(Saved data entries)
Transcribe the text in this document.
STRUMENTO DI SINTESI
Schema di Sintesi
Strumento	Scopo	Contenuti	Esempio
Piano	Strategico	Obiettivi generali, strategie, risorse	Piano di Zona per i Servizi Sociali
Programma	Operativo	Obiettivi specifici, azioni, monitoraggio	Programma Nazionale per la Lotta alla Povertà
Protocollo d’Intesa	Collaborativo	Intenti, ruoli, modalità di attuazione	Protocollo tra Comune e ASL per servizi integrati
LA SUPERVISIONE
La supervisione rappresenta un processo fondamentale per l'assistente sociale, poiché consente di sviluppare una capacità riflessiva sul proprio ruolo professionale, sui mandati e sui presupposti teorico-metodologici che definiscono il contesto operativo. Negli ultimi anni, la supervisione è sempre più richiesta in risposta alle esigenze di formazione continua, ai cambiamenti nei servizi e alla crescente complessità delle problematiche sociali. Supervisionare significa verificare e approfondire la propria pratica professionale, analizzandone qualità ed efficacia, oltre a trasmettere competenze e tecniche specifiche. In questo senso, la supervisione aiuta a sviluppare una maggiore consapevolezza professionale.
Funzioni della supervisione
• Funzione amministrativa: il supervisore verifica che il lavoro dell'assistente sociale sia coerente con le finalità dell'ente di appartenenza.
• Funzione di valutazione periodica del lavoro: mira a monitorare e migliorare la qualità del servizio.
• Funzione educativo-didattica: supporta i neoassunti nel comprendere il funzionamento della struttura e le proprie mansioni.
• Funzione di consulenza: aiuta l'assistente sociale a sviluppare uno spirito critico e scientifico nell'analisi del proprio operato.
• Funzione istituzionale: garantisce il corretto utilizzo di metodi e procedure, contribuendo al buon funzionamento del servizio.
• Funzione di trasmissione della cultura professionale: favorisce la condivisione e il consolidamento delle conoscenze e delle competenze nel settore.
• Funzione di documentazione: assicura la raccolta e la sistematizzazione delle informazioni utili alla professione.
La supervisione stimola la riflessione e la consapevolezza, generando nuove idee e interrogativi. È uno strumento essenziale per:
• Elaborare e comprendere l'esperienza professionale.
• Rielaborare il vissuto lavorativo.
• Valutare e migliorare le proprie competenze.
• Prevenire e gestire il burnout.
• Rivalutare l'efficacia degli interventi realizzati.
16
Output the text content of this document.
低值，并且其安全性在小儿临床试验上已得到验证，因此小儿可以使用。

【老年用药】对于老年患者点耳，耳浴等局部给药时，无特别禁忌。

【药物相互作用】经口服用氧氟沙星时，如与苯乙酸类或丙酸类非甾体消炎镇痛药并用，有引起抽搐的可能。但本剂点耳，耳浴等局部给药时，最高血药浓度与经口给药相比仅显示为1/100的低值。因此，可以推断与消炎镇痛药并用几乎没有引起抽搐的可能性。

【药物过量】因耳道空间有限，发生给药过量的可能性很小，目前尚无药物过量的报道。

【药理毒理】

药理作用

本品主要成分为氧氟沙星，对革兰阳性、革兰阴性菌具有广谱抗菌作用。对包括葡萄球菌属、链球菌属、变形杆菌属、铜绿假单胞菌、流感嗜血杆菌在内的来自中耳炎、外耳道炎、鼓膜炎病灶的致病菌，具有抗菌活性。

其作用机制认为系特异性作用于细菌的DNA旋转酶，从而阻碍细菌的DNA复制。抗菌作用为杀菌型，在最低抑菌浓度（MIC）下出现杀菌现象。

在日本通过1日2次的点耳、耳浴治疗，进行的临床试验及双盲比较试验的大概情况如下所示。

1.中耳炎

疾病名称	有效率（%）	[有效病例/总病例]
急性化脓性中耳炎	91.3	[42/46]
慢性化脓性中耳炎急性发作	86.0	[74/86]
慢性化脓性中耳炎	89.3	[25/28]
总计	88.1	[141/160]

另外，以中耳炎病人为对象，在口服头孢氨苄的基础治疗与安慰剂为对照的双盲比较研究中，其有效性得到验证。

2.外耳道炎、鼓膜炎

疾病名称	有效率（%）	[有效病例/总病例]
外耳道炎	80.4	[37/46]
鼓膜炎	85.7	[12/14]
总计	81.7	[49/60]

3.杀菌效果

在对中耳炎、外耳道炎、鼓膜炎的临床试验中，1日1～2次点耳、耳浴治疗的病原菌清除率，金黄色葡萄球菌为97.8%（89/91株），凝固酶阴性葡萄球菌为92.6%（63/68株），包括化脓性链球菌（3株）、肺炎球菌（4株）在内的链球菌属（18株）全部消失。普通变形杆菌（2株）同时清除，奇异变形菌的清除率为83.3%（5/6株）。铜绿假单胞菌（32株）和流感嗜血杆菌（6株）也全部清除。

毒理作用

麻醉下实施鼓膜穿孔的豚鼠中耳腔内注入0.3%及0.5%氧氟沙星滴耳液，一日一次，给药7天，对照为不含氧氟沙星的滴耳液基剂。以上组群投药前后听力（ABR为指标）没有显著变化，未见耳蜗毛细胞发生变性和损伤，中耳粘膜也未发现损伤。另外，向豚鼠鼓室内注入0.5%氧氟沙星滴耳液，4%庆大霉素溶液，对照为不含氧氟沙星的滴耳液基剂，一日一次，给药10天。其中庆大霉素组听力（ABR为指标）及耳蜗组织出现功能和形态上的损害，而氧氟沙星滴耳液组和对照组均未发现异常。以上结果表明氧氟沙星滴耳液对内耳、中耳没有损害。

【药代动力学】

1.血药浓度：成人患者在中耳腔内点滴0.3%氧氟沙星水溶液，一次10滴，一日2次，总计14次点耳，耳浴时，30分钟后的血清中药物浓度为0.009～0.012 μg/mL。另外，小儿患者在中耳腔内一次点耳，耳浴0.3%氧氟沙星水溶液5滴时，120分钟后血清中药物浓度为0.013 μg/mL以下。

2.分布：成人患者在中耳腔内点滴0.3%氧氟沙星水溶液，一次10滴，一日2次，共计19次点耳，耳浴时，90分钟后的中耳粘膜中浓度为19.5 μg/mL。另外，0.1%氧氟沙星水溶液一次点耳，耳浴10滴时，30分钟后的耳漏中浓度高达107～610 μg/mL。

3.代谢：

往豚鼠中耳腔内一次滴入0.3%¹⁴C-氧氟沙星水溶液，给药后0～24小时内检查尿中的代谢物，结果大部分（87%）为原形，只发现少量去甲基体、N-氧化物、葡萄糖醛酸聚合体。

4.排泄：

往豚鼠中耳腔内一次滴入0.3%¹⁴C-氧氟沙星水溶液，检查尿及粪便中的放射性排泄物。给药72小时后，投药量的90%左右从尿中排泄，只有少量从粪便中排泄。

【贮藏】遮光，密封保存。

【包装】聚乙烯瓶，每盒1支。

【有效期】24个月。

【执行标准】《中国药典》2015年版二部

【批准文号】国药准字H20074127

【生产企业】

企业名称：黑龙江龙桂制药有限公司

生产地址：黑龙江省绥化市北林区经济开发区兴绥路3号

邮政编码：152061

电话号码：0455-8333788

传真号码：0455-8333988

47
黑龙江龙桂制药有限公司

Directions for this task>
From the records above, extract every line exactly as it stands.

Task answer>
Transcribe the text in this document.
STRUMENTO DI SINTESI
Schema di Sintesi
Strumento	Scopo	Contenuti	Esempio
Piano	Strategico	Obiettivi generali, strategie, risorse	Piano di Zona per i Servizi Sociali
Programma	Operativo	Obiettivi specifici, azioni, monitoraggio	Programma Nazionale per la Lotta alla Povertà
Protocollo d’Intesa	Collaborativo	Intenti, ruoli, modalità di attuazione	Protocollo tra Comune e ASL per servizi integrati
LA SUPERVISIONE
La supervisione rappresenta un processo fondamentale per l'assistente sociale, poiché consente di sviluppare una capacità riflessiva sul proprio ruolo professionale, sui mandati e sui presupposti teorico-metodologici che definiscono il contesto operativo. Negli ultimi anni, la supervisione è sempre più richiesta in risposta alle esigenze di formazione continua, ai cambiamenti nei servizi e alla crescente complessità delle problematiche sociali. Supervisionare significa verificare e approfondire la propria pratica professionale, analizzandone qualità ed efficacia, oltre a trasmettere competenze e tecniche specifiche. In questo senso, la supervisione aiuta a sviluppare una maggiore consapevolezza professionale.
Funzioni della supervisione
• Funzione amministrativa: il supervisore verifica che il lavoro dell'assistente sociale sia coerente con le finalità dell'ente di appartenenza.
• Funzione di valutazione periodica del lavoro: mira a monitorare e migliorare la qualità del servizio.
• Funzione educativo-didattica: supporta i neoassunti nel comprendere il funzionamento della struttura e le proprie mansioni.
• Funzione di consulenza: aiuta l'assistente sociale a sviluppare uno spirito critico e scientifico nell'analisi del proprio operato.
• Funzione istituzionale: garantisce il corretto utilizzo di metodi e procedure, contribuendo al buon funzionamento del servizio.
• Funzione di trasmissione della cultura professionale: favorisce la condivisione e il consolidamento delle conoscenze e delle competenze nel settore.
• Funzione di documentazione: assicura la raccolta e la sistematizzazione delle informazioni utili alla professione.
La supervisione stimola la riflessione e la consapevolezza, generando nuove idee e interrogativi. È uno strumento essenziale per:
• Elaborare e comprendere l'esperienza professionale.
• Rielaborare il vissuto lavorativo.
• Valutare e migliorare le proprie competenze.
• Prevenire e gestire il burnout.
• Rivalutare l'efficacia degli interventi realizzati.
16
Output the text content of this document.
低值，并且其安全性在小儿临床试验上已得到验证，因此小儿可以使用。

【老年用药】对于老年患者点耳，耳浴等局部给药时，无特别禁忌。

【药物相互作用】经口服用氧氟沙星时，如与苯乙酸类或丙酸类非甾体消炎镇痛药并用，有引起抽搐的可能。但本剂点耳，耳浴等局部给药时，最高血药浓度与经口给药相比仅显示为1/100的低值。因此，可以推断与消炎镇痛药并用几乎没有引起抽搐的可能性。

【药物过量】因耳道空间有限，发生给药过量的可能性很小，目前尚无药物过量的报道。

【药理毒理】

药理作用

本品主要成分为氧氟沙星，对革兰阳性、革兰阴性菌具有广谱抗菌作用。对包括葡萄球菌属、链球菌属、变形杆菌属、铜绿假单胞菌、流感嗜血杆菌在内的来自中耳炎、外耳道炎、鼓膜炎病灶的致病菌，具有抗菌活性。

其作用机制认为系特异性作用于细菌的DNA旋转酶，从而阻碍细菌的DNA复制。抗菌作用为杀菌型，在最低抑菌浓度（MIC）下出现杀菌现象。

在日本通过1日2次的点耳、耳浴治疗，进行的临床试验及双盲比较试验的大概情况如下所示。

1.中耳炎

疾病名称	有效率（%）	[有效病例/总病例]
急性化脓性中耳炎	91.3	[42/46]
慢性化脓性中耳炎急性发作	86.0	[74/86]
慢性化脓性中耳炎	89.3	[25/28]
总计	88.1	[141/160]

另外，以中耳炎病人为对象，在口服头孢氨苄的基础治疗与安慰剂为对照的双盲比较研究中，其有效性得到验证。

2.外耳道炎、鼓膜炎

疾病名称	有效率（%）	[有效病例/总病例]
外耳道炎	80.4	[37/46]
鼓膜炎	85.7	[12/14]
总计	81.7	[49/60]

3.杀菌效果

在对中耳炎、外耳道炎、鼓膜炎的临床试验中，1日1～2次点耳、耳浴治疗的病原菌清除率，金黄色葡萄球菌为97.8%（89/91株），凝固酶阴性葡萄球菌为92.6%（63/68株），包括化脓性链球菌（3株）、肺炎球菌（4株）在内的链球菌属（18株）全部消失。普通变形杆菌（2株）同时清除，奇异变形菌的清除率为83.3%（5/6株）。铜绿假单胞菌（32株）和流感嗜血杆菌（6株）也全部清除。

毒理作用

麻醉下实施鼓膜穿孔的豚鼠中耳腔内注入0.3%及0.5%氧氟沙星滴耳液，一日一次，给药7天，对照为不含氧氟沙星的滴耳液基剂。以上组群投药前后听力（ABR为指标）没有显著变化，未见耳蜗毛细胞发生变性和损伤，中耳粘膜也未发现损伤。另外，向豚鼠鼓室内注入0.5%氧氟沙星滴耳液，4%庆大霉素溶液，对照为不含氧氟沙星的滴耳液基剂，一日一次，给药10天。其中庆大霉素组听力（ABR为指标）及耳蜗组织出现功能和形态上的损害，而氧氟沙星滴耳液组和对照组均未发现异常。以上结果表明氧氟沙星滴耳液对内耳、中耳没有损害。

【药代动力学】

1.血药浓度：成人患者在中耳腔内点滴0.3%氧氟沙星水溶液，一次10滴，一日2次，总计14次点耳，耳浴时，30分钟后的血清中药物浓度为0.009～0.012 μg/mL。另外，小儿患者在中耳腔内一次点耳，耳浴0.3%氧氟沙星水溶液5滴时，120分钟后血清中药物浓度为0.013 μg/mL以下。

2.分布：成人患者在中耳腔内点滴0.3%氧氟沙星水溶液，一次10滴，一日2次，共计19次点耳，耳浴时，90分钟后的中耳粘膜中浓度为19.5 μg/mL。另外，0.1%氧氟沙星水溶液一次点耳，耳浴10滴时，30分钟后的耳漏中浓度高达107～610 μg/mL。

3.代谢：

往豚鼠中耳腔内一次滴入0.3%¹⁴C-氧氟沙星水溶液，给药后0～24小时内检查尿中的代谢物，结果大部分（87%）为原形，只发现少量去甲基体、N-氧化物、葡萄糖醛酸聚合体。

4.排泄：

往豚鼠中耳腔内一次滴入0.3%¹⁴C-氧氟沙星水溶液，检查尿及粪便中的放射性排泄物。给药72小时后，投药量的90%左右从尿中排泄，只有少量从粪便中排泄。

【贮藏】遮光，密封保存。

【包装】聚乙烯瓶，每盒1支。

【有效期】24个月。

【执行标准】《中国药典》2015年版二部

【批准文号】国药准字H20074127

【生产企业】

企业名称：黑龙江龙桂制药有限公司

生产地址：黑龙江省绥化市北林区经济开发区兴绥路3号

邮政编码：152061

电话号码：0455-8333788

传真号码：0455-8333988

47
黑龙江龙桂制药有限公司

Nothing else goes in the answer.